Work instructions
Exactly repeat the material, dropping only the pictures.

Input for this task
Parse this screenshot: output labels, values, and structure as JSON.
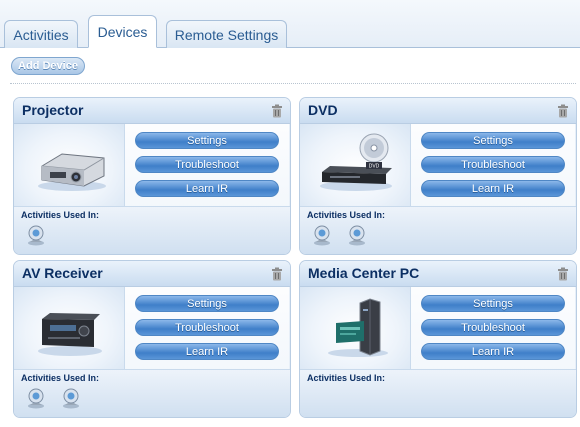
{
  "tabs": [
    {
      "label": "Activities"
    },
    {
      "label": "Devices"
    },
    {
      "label": "Remote Settings"
    }
  ],
  "toolbar": {
    "add_device_label": "Add Device"
  },
  "device_buttons": {
    "settings": "Settings",
    "troubleshoot": "Troubleshoot",
    "learn_ir": "Learn IR"
  },
  "activities_used_in_label": "Activities Used In:",
  "devices": [
    {
      "name": "Projector",
      "image": "projector-icon",
      "activity_count": 1
    },
    {
      "name": "DVD",
      "image": "dvd-player-icon",
      "activity_count": 2
    },
    {
      "name": "AV Receiver",
      "image": "av-receiver-icon",
      "activity_count": 2
    },
    {
      "name": "Media Center PC",
      "image": "media-center-pc-icon",
      "activity_count": 0
    }
  ],
  "colors": {
    "accent": "#3f7fc9",
    "title": "#0c2f63",
    "tab_text": "#2a5c92"
  }
}
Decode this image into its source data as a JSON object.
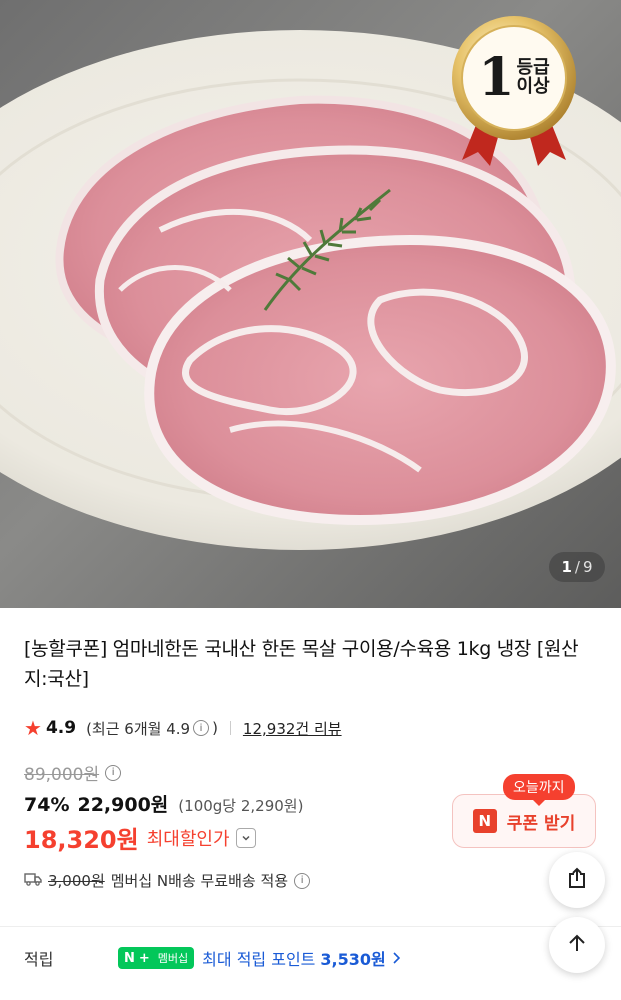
{
  "hero": {
    "badge_number": "1",
    "badge_line1": "등급",
    "badge_line2": "이상",
    "counter_current": "1",
    "counter_separator": "/",
    "counter_total": "9"
  },
  "product": {
    "title": "[농할쿠폰] 엄마네한돈 국내산 한돈 목살 구이용/수육용 1kg 냉장 [원산지:국산]",
    "rating": "4.9",
    "rating_recent": "(최근 6개월 4.9",
    "rating_recent_close": ")",
    "review_count": "12,932건 리뷰",
    "original_price": "89,000원",
    "discount_rate": "74%",
    "sale_price": "22,900원",
    "unit_price": "(100g당 2,290원)",
    "max_discount_price": "18,320원",
    "max_discount_label": "최대할인가"
  },
  "coupon": {
    "badge": "오늘까지",
    "n_letter": "N",
    "button_label": "쿠폰 받기"
  },
  "shipping": {
    "fee": "3,000원",
    "text": "멤버십 N배송 무료배송 적용"
  },
  "points": {
    "label": "적립",
    "badge_n": "N",
    "badge_plus": "+",
    "badge_text": "멤버십",
    "text": "최대 적립 포인트",
    "amount": "3,530원"
  },
  "icons": {
    "star": "star-icon",
    "info": "info-icon",
    "truck": "truck-icon",
    "share": "share-icon",
    "arrow_up": "arrow-up-icon",
    "chevron": "chevron-right-icon"
  },
  "colors": {
    "accent_red": "#f5402f",
    "naver_green": "#03c75a",
    "link_blue": "#1a5bd6"
  }
}
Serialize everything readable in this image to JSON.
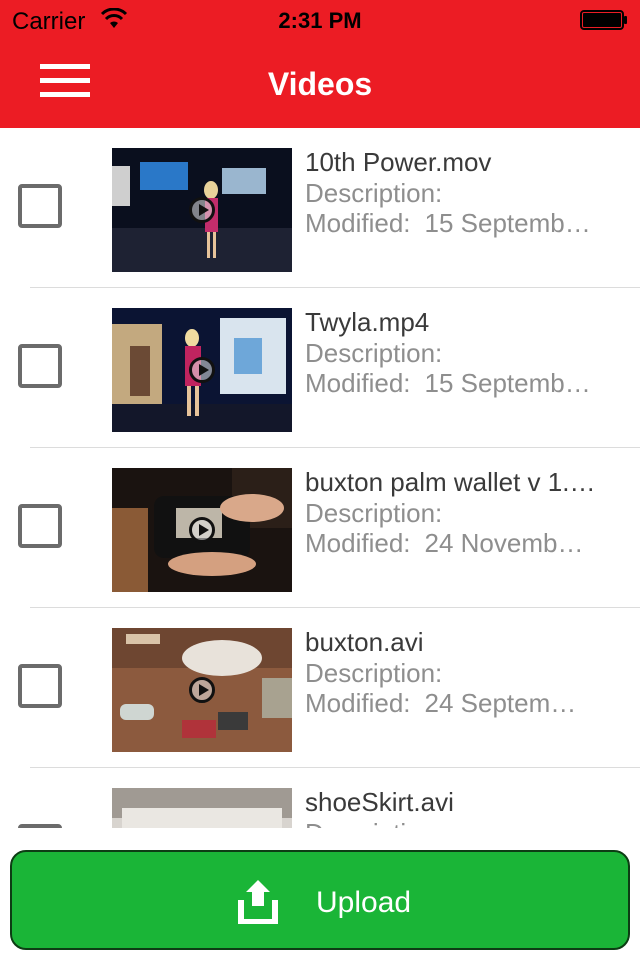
{
  "status_bar": {
    "carrier": "Carrier",
    "time": "2:31 PM"
  },
  "nav": {
    "title": "Videos",
    "menu_icon": "hamburger-menu-icon"
  },
  "videos": [
    {
      "title": "10th Power.mov",
      "description_label": "Description:",
      "modified_label": "Modified:",
      "modified_value": "15 Septemb…"
    },
    {
      "title": "Twyla.mp4",
      "description_label": "Description:",
      "modified_label": "Modified:",
      "modified_value": "15 Septemb…"
    },
    {
      "title": "buxton palm wallet v 1.…",
      "description_label": "Description:",
      "modified_label": "Modified:",
      "modified_value": "24 Novemb…"
    },
    {
      "title": "buxton.avi",
      "description_label": "Description:",
      "modified_label": "Modified:",
      "modified_value": "24 Septem…"
    },
    {
      "title": "shoeSkirt.avi",
      "description_label": "Description:",
      "modified_label": "",
      "modified_value": ""
    }
  ],
  "upload": {
    "label": "Upload",
    "icon": "upload-icon"
  },
  "colors": {
    "brand_red": "#ec1c24",
    "upload_green": "#1ab537"
  }
}
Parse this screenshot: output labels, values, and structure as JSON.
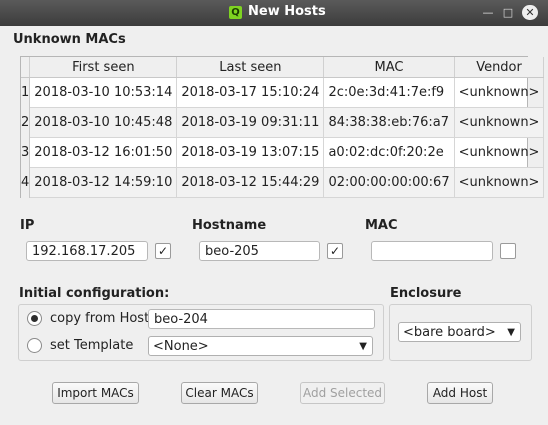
{
  "window": {
    "title": "New Hosts",
    "app_icon_letter": "Q"
  },
  "unknown_macs": {
    "heading": "Unknown MACs",
    "columns": [
      "First seen",
      "Last seen",
      "MAC",
      "Vendor"
    ],
    "rows": [
      {
        "num": "1",
        "first": "2018-03-10 10:53:14",
        "last": "2018-03-17 15:10:24",
        "mac": "2c:0e:3d:41:7e:f9",
        "vendor": "<unknown>"
      },
      {
        "num": "2",
        "first": "2018-03-10 10:45:48",
        "last": "2018-03-19 09:31:11",
        "mac": "84:38:38:eb:76:a7",
        "vendor": "<unknown>"
      },
      {
        "num": "3",
        "first": "2018-03-12 16:01:50",
        "last": "2018-03-19 13:07:15",
        "mac": "a0:02:dc:0f:20:2e",
        "vendor": "<unknown>"
      },
      {
        "num": "4",
        "first": "2018-03-12 14:59:10",
        "last": "2018-03-12 15:44:29",
        "mac": "02:00:00:00:00:67",
        "vendor": "<unknown>"
      }
    ]
  },
  "ip": {
    "label": "IP",
    "value": "192.168.17.205",
    "checked": "✓"
  },
  "hostname": {
    "label": "Hostname",
    "value": "beo-205",
    "checked": "✓"
  },
  "mac": {
    "label": "MAC",
    "value": ""
  },
  "initial_config": {
    "heading": "Initial configuration:",
    "copy_label": "copy from Host",
    "copy_value": "beo-204",
    "template_label": "set Template",
    "template_value": "<None>"
  },
  "enclosure": {
    "heading": "Enclosure",
    "value": "<bare board>"
  },
  "buttons": {
    "import": "Import MACs",
    "clear": "Clear MACs",
    "add_selected": "Add Selected",
    "add_host": "Add Host"
  }
}
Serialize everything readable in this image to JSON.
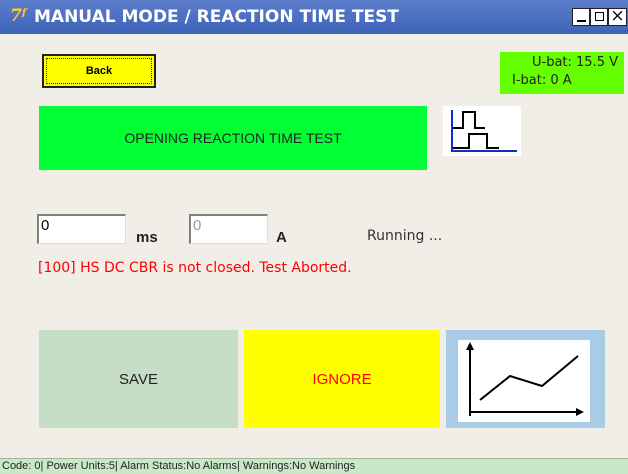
{
  "window": {
    "app_icon_glyph": "7ᶠ",
    "title": "MANUAL MODE / REACTION TIME TEST",
    "close_glyph": "×"
  },
  "toolbar": {
    "back_label": "Back"
  },
  "battery": {
    "voltage": "U-bat: 15.5 V",
    "current": "I-bat: 0 A",
    "color": "#66ff00"
  },
  "test": {
    "type_label": "OPENING REACTION TIME TEST",
    "banner_color": "#00ff33",
    "timing_icon": "timing-diagram-icon"
  },
  "measurement": {
    "time_value": "0",
    "time_unit": "ms",
    "current_value": "0",
    "current_unit": "A",
    "status": "Running ..."
  },
  "error_message": "[100] HS DC CBR is not closed. Test Aborted.",
  "actions": {
    "save_label": "SAVE",
    "ignore_label": "IGNORE",
    "graph_icon": "line-chart-icon"
  },
  "statusbar": {
    "text": "Code: 0| Power Units:5| Alarm Status:No Alarms| Warnings:No Warnings"
  }
}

Full response
Parse this screenshot: output labels, values, and structure as JSON.
{
  "tabs": [
    {
      "label": "Activities"
    },
    {
      "label": "Devices"
    },
    {
      "label": "Remote Settings"
    }
  ],
  "toolbar": {
    "add_device_label": "Add Device"
  },
  "device_buttons": {
    "settings": "Settings",
    "troubleshoot": "Troubleshoot",
    "learn_ir": "Learn IR"
  },
  "activities_used_in_label": "Activities Used In:",
  "devices": [
    {
      "name": "Projector",
      "image": "projector-icon",
      "activity_count": 1
    },
    {
      "name": "DVD",
      "image": "dvd-player-icon",
      "activity_count": 2
    },
    {
      "name": "AV Receiver",
      "image": "av-receiver-icon",
      "activity_count": 2
    },
    {
      "name": "Media Center PC",
      "image": "media-center-pc-icon",
      "activity_count": 0
    }
  ],
  "colors": {
    "accent": "#3f7fc9",
    "title": "#0c2f63",
    "tab_text": "#2a5c92"
  }
}
Decode this image into its source data as a JSON object.
{
  "hero": {
    "badge_number": "1",
    "badge_line1": "등급",
    "badge_line2": "이상",
    "counter_current": "1",
    "counter_separator": "/",
    "counter_total": "9"
  },
  "product": {
    "title": "[농할쿠폰] 엄마네한돈 국내산 한돈 목살 구이용/수육용 1kg 냉장 [원산지:국산]",
    "rating": "4.9",
    "rating_recent": "(최근 6개월 4.9",
    "rating_recent_close": ")",
    "review_count": "12,932건 리뷰",
    "original_price": "89,000원",
    "discount_rate": "74%",
    "sale_price": "22,900원",
    "unit_price": "(100g당 2,290원)",
    "max_discount_price": "18,320원",
    "max_discount_label": "최대할인가"
  },
  "coupon": {
    "badge": "오늘까지",
    "n_letter": "N",
    "button_label": "쿠폰 받기"
  },
  "shipping": {
    "fee": "3,000원",
    "text": "멤버십 N배송 무료배송 적용"
  },
  "points": {
    "label": "적립",
    "badge_n": "N",
    "badge_plus": "+",
    "badge_text": "멤버십",
    "text": "최대 적립 포인트",
    "amount": "3,530원"
  },
  "icons": {
    "star": "star-icon",
    "info": "info-icon",
    "truck": "truck-icon",
    "share": "share-icon",
    "arrow_up": "arrow-up-icon",
    "chevron": "chevron-right-icon"
  },
  "colors": {
    "accent_red": "#f5402f",
    "naver_green": "#03c75a",
    "link_blue": "#1a5bd6"
  }
}
Serialize everything readable in this image to JSON.
{
  "status_bar": {
    "carrier": "Carrier",
    "time": "2:31 PM"
  },
  "nav": {
    "title": "Videos",
    "menu_icon": "hamburger-menu-icon"
  },
  "videos": [
    {
      "title": "10th Power.mov",
      "description_label": "Description:",
      "modified_label": "Modified:",
      "modified_value": "15 Septemb…"
    },
    {
      "title": "Twyla.mp4",
      "description_label": "Description:",
      "modified_label": "Modified:",
      "modified_value": "15 Septemb…"
    },
    {
      "title": "buxton palm wallet v 1.…",
      "description_label": "Description:",
      "modified_label": "Modified:",
      "modified_value": "24 Novemb…"
    },
    {
      "title": "buxton.avi",
      "description_label": "Description:",
      "modified_label": "Modified:",
      "modified_value": "24 Septem…"
    },
    {
      "title": "shoeSkirt.avi",
      "description_label": "Description:",
      "modified_label": "",
      "modified_value": ""
    }
  ],
  "upload": {
    "label": "Upload",
    "icon": "upload-icon"
  },
  "colors": {
    "brand_red": "#ec1c24",
    "upload_green": "#1ab537"
  }
}
Parse this screenshot: output labels, values, and structure as JSON.
{
  "window": {
    "title": "New Hosts",
    "app_icon_letter": "Q"
  },
  "unknown_macs": {
    "heading": "Unknown MACs",
    "columns": [
      "First seen",
      "Last seen",
      "MAC",
      "Vendor"
    ],
    "rows": [
      {
        "num": "1",
        "first": "2018-03-10 10:53:14",
        "last": "2018-03-17 15:10:24",
        "mac": "2c:0e:3d:41:7e:f9",
        "vendor": "<unknown>"
      },
      {
        "num": "2",
        "first": "2018-03-10 10:45:48",
        "last": "2018-03-19 09:31:11",
        "mac": "84:38:38:eb:76:a7",
        "vendor": "<unknown>"
      },
      {
        "num": "3",
        "first": "2018-03-12 16:01:50",
        "last": "2018-03-19 13:07:15",
        "mac": "a0:02:dc:0f:20:2e",
        "vendor": "<unknown>"
      },
      {
        "num": "4",
        "first": "2018-03-12 14:59:10",
        "last": "2018-03-12 15:44:29",
        "mac": "02:00:00:00:00:67",
        "vendor": "<unknown>"
      }
    ]
  },
  "ip": {
    "label": "IP",
    "value": "192.168.17.205",
    "checked": "✓"
  },
  "hostname": {
    "label": "Hostname",
    "value": "beo-205",
    "checked": "✓"
  },
  "mac": {
    "label": "MAC",
    "value": ""
  },
  "initial_config": {
    "heading": "Initial configuration:",
    "copy_label": "copy from Host",
    "copy_value": "beo-204",
    "template_label": "set Template",
    "template_value": "<None>"
  },
  "enclosure": {
    "heading": "Enclosure",
    "value": "<bare board>"
  },
  "buttons": {
    "import": "Import MACs",
    "clear": "Clear MACs",
    "add_selected": "Add Selected",
    "add_host": "Add Host"
  }
}
Serialize everything readable in this image to JSON.
{
  "window": {
    "app_icon_glyph": "7ᶠ",
    "title": "MANUAL MODE / REACTION TIME TEST",
    "close_glyph": "×"
  },
  "toolbar": {
    "back_label": "Back"
  },
  "battery": {
    "voltage": "U-bat: 15.5 V",
    "current": "I-bat: 0 A",
    "color": "#66ff00"
  },
  "test": {
    "type_label": "OPENING REACTION TIME TEST",
    "banner_color": "#00ff33",
    "timing_icon": "timing-diagram-icon"
  },
  "measurement": {
    "time_value": "0",
    "time_unit": "ms",
    "current_value": "0",
    "current_unit": "A",
    "status": "Running ..."
  },
  "error_message": "[100] HS DC CBR is not closed. Test Aborted.",
  "actions": {
    "save_label": "SAVE",
    "ignore_label": "IGNORE",
    "graph_icon": "line-chart-icon"
  },
  "statusbar": {
    "text": "Code: 0| Power Units:5| Alarm Status:No Alarms| Warnings:No Warnings"
  }
}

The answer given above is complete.